Your goal: Look through the material below. Copy each line that contains the string "this".

Start of Data shown

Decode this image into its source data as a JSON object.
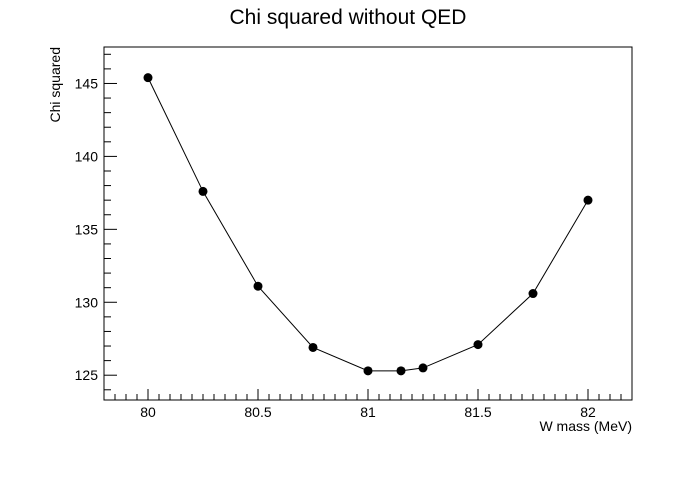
{
  "chart_data": {
    "type": "line",
    "title": "Chi squared without QED",
    "xlabel": "W mass (MeV)",
    "ylabel": "Chi squared",
    "xlim": [
      79.8,
      82.2
    ],
    "ylim": [
      123.3,
      147.5
    ],
    "x_ticks": [
      "80",
      "80.5",
      "81",
      "81.5",
      "82"
    ],
    "y_ticks": [
      "125",
      "130",
      "135",
      "140",
      "145"
    ],
    "series": [
      {
        "x": [
          80.0,
          80.25,
          80.5,
          80.75,
          81.0,
          81.15,
          81.25,
          81.5,
          81.75,
          82.0
        ],
        "y": [
          145.4,
          137.6,
          131.1,
          126.9,
          125.3,
          125.3,
          125.5,
          127.1,
          130.6,
          137.0
        ]
      }
    ],
    "marker": "filled-circle",
    "colors": {
      "line": "#000000",
      "marker": "#000000",
      "frame": "#000000"
    },
    "grid": false,
    "legend": "none"
  }
}
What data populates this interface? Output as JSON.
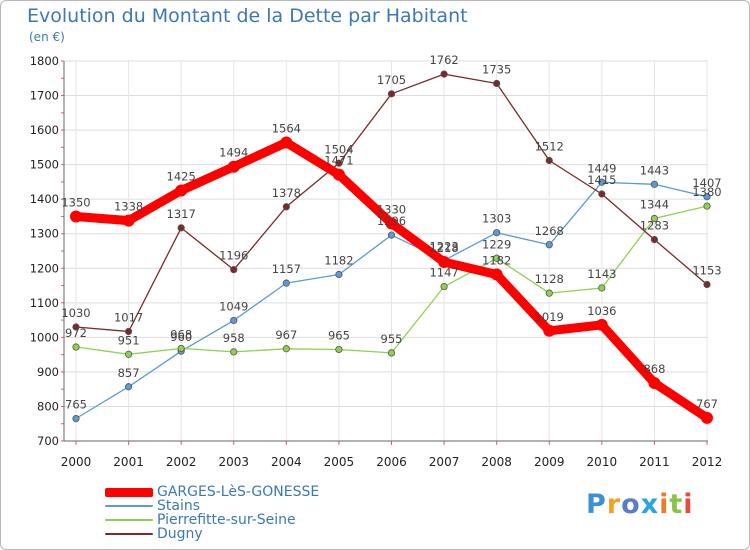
{
  "title": "Evolution du Montant de la Dette par Habitant",
  "subtitle": "(en €)",
  "logo": {
    "text": "Proxiti",
    "colors": [
      "#3d8fd6",
      "#f0a326",
      "#5a7fc4",
      "#2aa6d8",
      "#f07c22",
      "#8bc34a",
      "#e94b3c"
    ]
  },
  "chart_data": {
    "type": "line",
    "title": "Evolution du Montant de la Dette par Habitant",
    "subtitle": "(en €)",
    "categories": [
      "2000",
      "2001",
      "2002",
      "2003",
      "2004",
      "2005",
      "2006",
      "2007",
      "2008",
      "2009",
      "2010",
      "2011",
      "2012"
    ],
    "yticks": [
      700,
      800,
      900,
      1000,
      1100,
      1200,
      1300,
      1400,
      1500,
      1600,
      1700,
      1800
    ],
    "ylim": [
      700,
      1800
    ],
    "grid": true,
    "legend_position": "bottom-left",
    "series": [
      {
        "name": "GARGES-LèS-GONESSE",
        "color": "#ff0000",
        "thick": true,
        "values": [
          1350,
          1338,
          1425,
          1494,
          1564,
          1471,
          1330,
          1218,
          1182,
          1019,
          1036,
          868,
          767
        ],
        "labels": [
          "1350",
          "1338",
          "1425",
          "1494",
          "1564",
          "1471",
          "1330",
          "1218",
          "1182",
          "1019",
          "1036",
          "868",
          "767"
        ]
      },
      {
        "name": "Stains",
        "color": "#5a9bd5",
        "thick": false,
        "values": [
          765,
          857,
          960,
          1049,
          1157,
          1182,
          1296,
          1223,
          1303,
          1268,
          1449,
          1443,
          1407
        ],
        "labels": [
          "765",
          "857",
          "960",
          "1049",
          "1157",
          "1182",
          "1296",
          "1223",
          "1303",
          "1268",
          "1449",
          "1443",
          "1407"
        ]
      },
      {
        "name": "Pierrefitte-sur-Seine",
        "color": "#8ed14f",
        "thick": false,
        "values": [
          972,
          951,
          968,
          958,
          967,
          965,
          955,
          1147,
          1229,
          1128,
          1143,
          1344,
          1380
        ],
        "labels": [
          "972",
          "951",
          "968",
          "958",
          "967",
          "965",
          "955",
          "1147",
          "1229",
          "1128",
          "1143",
          "1344",
          "1380"
        ]
      },
      {
        "name": "Dugny",
        "color": "#7a2a2a",
        "thick": false,
        "values": [
          1030,
          1017,
          1317,
          1196,
          1378,
          1504,
          1705,
          1762,
          1735,
          1512,
          1415,
          1283,
          1153
        ],
        "labels": [
          "1030",
          "1017",
          "1317",
          "1196",
          "1378",
          "1504",
          "1705",
          "1762",
          "1735",
          "1512",
          "1415",
          "1283",
          "1153"
        ]
      }
    ]
  }
}
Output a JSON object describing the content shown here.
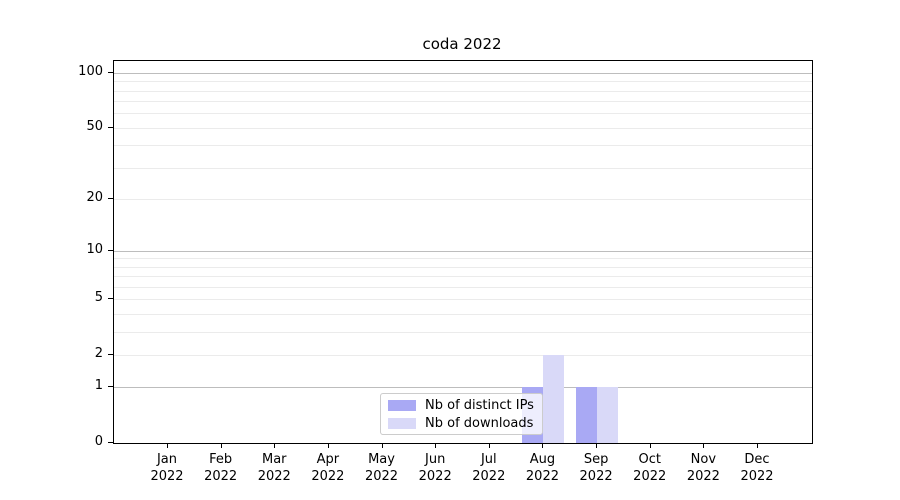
{
  "title": "coda 2022",
  "chart_data": {
    "type": "bar",
    "title": "coda 2022",
    "categories": [
      "Jan 2022",
      "Feb 2022",
      "Mar 2022",
      "Apr 2022",
      "May 2022",
      "Jun 2022",
      "Jul 2022",
      "Aug 2022",
      "Sep 2022",
      "Oct 2022",
      "Nov 2022",
      "Dec 2022"
    ],
    "month_labels": [
      "Jan",
      "Feb",
      "Mar",
      "Apr",
      "May",
      "Jun",
      "Jul",
      "Aug",
      "Sep",
      "Oct",
      "Nov",
      "Dec"
    ],
    "year": "2022",
    "series": [
      {
        "name": "Nb of distinct IPs",
        "color": "#a9a9f4",
        "values": [
          0,
          0,
          0,
          0,
          0,
          0,
          0,
          1,
          1,
          0,
          0,
          0
        ]
      },
      {
        "name": "Nb of downloads",
        "color": "#d9d9f8",
        "values": [
          0,
          0,
          0,
          0,
          0,
          0,
          0,
          2,
          1,
          0,
          0,
          0
        ]
      }
    ],
    "yscale": "log1p",
    "ylim": [
      0,
      116.3
    ],
    "yticks": [
      0,
      1,
      2,
      5,
      10,
      20,
      50,
      100
    ],
    "major_gridlines": [
      1,
      10,
      100
    ],
    "minor_gridlines": [
      2,
      3,
      4,
      5,
      6,
      7,
      8,
      9,
      20,
      30,
      40,
      50,
      60,
      70,
      80,
      90
    ],
    "grid": true,
    "legend_position": "lower center",
    "colors": {
      "major_grid": "#bdbdbd",
      "minor_grid": "#ebebeb",
      "spine": "#000000",
      "text": "#000000",
      "legend_border": "#cccccc"
    }
  }
}
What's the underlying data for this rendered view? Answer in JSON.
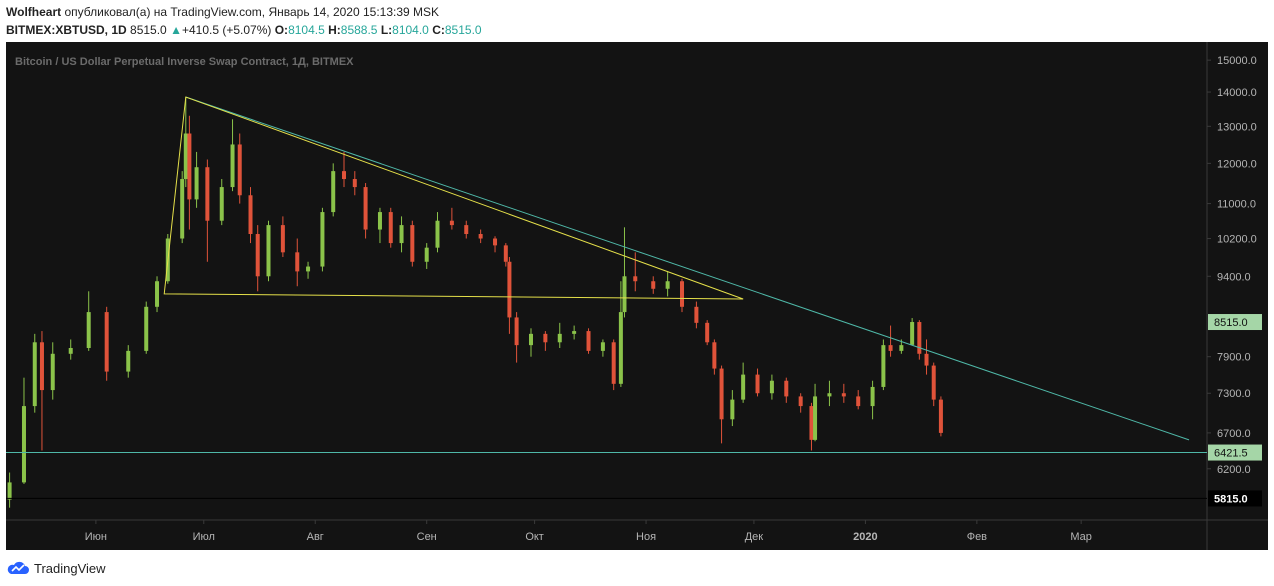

End of Data shown

Solution to the exercise:
Decode this image into its source data as a JSON object.
What data populates this interface? Output as JSON.
What's the underlying data for this rendered view? Answer in JSON.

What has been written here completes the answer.